### Supplied material
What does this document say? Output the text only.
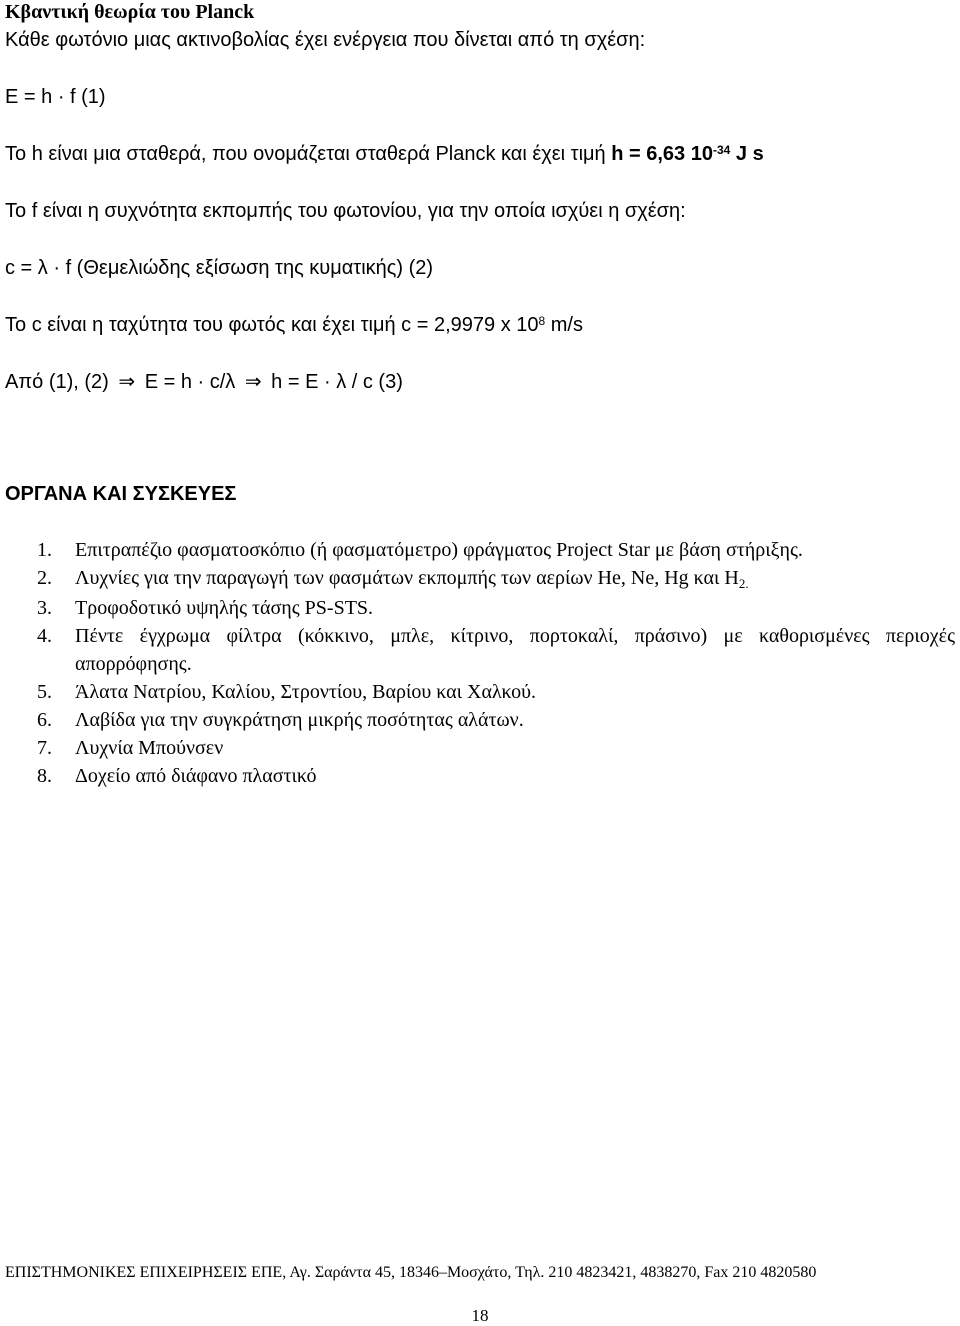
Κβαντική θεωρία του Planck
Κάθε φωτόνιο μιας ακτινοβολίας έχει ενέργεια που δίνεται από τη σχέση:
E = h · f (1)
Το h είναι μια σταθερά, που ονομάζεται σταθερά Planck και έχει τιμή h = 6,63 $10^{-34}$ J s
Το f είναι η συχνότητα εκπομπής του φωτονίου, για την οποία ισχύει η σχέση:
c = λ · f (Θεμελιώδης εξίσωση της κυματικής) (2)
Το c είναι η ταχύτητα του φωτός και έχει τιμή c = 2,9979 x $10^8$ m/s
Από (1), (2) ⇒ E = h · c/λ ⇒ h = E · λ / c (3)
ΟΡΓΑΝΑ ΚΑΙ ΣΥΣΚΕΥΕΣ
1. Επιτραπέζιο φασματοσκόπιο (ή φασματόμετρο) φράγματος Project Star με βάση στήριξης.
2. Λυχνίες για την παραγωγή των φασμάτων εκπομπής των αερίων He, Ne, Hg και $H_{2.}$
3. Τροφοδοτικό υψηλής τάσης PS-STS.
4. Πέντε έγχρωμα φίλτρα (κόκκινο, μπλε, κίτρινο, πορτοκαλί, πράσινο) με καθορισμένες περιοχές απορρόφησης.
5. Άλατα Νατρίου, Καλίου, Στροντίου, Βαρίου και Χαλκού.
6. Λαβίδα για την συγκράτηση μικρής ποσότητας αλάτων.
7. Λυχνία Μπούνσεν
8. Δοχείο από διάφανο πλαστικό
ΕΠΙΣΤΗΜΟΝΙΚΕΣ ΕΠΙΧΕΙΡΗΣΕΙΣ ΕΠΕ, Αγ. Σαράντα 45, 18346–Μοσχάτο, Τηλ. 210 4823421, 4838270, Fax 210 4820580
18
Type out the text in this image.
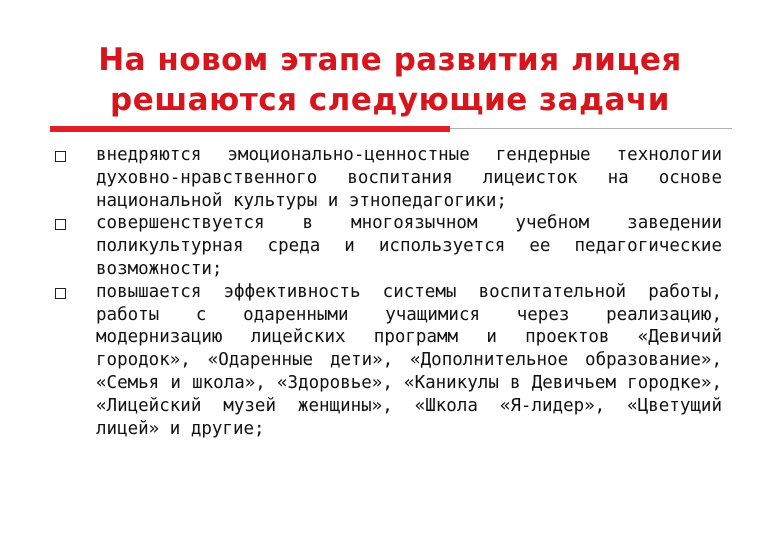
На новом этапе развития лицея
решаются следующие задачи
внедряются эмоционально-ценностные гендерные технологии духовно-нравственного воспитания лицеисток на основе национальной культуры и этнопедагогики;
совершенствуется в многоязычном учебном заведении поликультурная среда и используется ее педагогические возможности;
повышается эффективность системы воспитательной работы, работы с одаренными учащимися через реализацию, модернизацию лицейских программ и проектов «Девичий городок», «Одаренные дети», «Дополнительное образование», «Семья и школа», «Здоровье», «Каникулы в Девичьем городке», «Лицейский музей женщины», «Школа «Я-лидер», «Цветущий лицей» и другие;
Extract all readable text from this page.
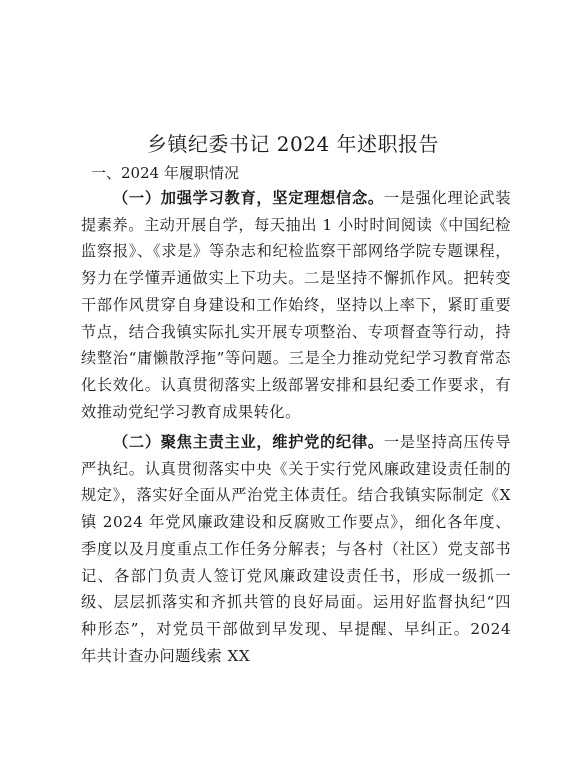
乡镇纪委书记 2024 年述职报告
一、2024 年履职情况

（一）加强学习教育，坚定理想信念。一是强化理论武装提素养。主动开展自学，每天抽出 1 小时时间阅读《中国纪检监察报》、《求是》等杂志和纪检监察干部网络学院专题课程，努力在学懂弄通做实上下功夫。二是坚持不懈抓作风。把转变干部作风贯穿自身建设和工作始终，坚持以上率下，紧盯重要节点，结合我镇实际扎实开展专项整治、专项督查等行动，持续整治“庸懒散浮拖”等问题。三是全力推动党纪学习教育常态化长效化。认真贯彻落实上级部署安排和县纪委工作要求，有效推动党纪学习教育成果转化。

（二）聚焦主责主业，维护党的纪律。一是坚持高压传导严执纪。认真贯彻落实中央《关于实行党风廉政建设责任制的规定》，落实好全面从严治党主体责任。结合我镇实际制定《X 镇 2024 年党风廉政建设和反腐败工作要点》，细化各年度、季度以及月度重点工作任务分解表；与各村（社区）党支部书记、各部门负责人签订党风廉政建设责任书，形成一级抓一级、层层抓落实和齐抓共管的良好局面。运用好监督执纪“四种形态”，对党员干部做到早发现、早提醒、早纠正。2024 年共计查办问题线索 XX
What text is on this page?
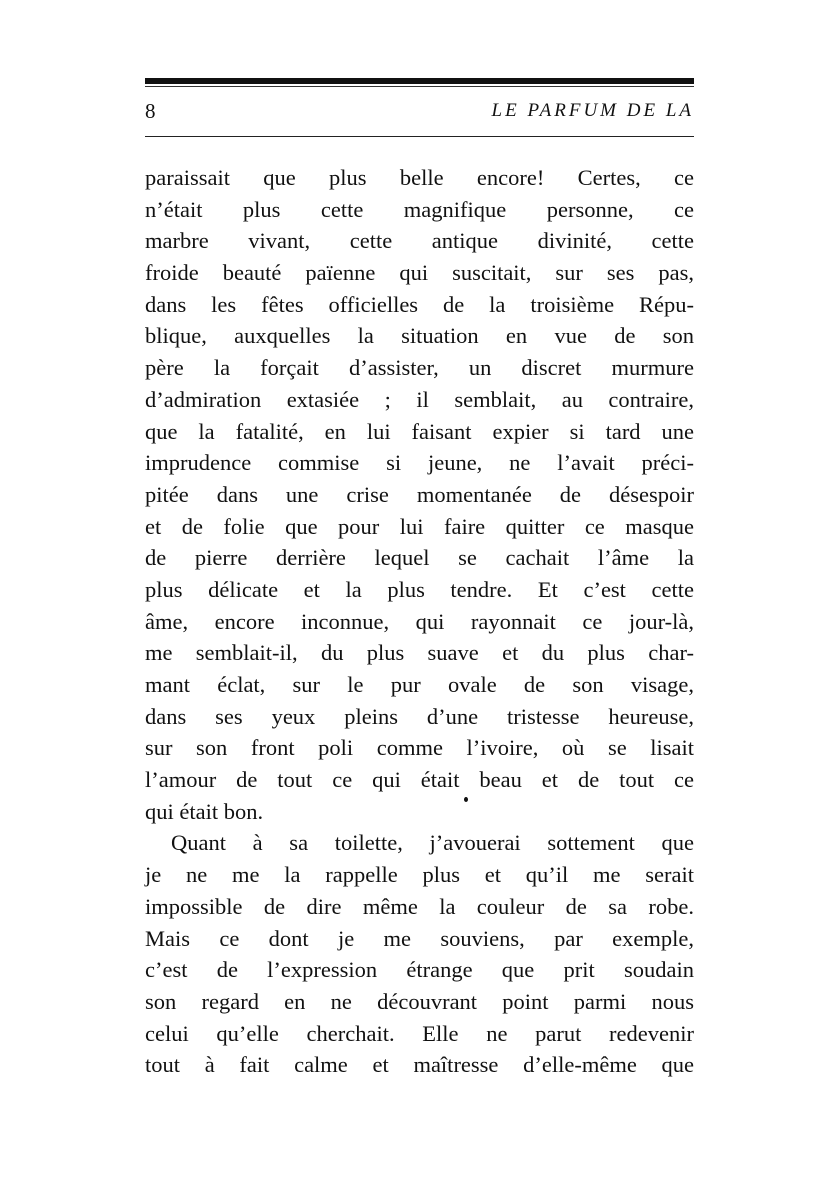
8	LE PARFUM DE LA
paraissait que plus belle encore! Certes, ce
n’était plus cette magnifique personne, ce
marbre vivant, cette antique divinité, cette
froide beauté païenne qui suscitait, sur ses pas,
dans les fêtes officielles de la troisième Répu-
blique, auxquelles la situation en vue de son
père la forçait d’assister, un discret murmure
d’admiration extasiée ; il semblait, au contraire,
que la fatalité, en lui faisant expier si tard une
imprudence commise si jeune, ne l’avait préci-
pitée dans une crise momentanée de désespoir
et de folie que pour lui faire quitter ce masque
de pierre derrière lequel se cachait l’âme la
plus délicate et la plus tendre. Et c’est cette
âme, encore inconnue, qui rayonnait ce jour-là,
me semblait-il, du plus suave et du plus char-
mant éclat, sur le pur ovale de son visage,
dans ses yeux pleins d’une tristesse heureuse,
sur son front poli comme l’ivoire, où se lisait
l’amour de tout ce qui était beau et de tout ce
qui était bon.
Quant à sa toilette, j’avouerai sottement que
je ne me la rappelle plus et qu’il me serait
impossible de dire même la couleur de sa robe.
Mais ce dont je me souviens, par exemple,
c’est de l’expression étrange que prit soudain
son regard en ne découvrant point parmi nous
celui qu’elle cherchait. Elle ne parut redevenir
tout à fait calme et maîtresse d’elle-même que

### Written instruction
Copy each line of the listing in which the word "What" can be found.

### Full output
What does this document say? Output the text only.
What text is on this page?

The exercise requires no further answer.